Provided records:
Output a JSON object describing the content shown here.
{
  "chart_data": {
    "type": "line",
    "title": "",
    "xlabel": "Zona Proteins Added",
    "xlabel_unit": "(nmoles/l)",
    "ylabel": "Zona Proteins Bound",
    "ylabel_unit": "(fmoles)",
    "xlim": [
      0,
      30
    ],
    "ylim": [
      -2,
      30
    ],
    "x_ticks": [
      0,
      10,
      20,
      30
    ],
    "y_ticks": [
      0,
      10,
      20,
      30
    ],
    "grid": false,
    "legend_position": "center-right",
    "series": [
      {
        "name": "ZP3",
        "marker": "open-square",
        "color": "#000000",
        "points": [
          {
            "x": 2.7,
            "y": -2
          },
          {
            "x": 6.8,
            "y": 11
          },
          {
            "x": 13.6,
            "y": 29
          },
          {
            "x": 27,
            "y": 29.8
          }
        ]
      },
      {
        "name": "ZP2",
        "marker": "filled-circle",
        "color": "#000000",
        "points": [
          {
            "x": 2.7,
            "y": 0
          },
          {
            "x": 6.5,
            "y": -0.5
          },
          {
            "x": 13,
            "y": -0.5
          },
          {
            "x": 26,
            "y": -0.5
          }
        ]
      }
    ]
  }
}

Description of the task: Scan the entries above and return each line that holds "Zona".

Exercise answer:
    "xlabel": "Zona Proteins Added",
    "ylabel": "Zona Proteins Bound",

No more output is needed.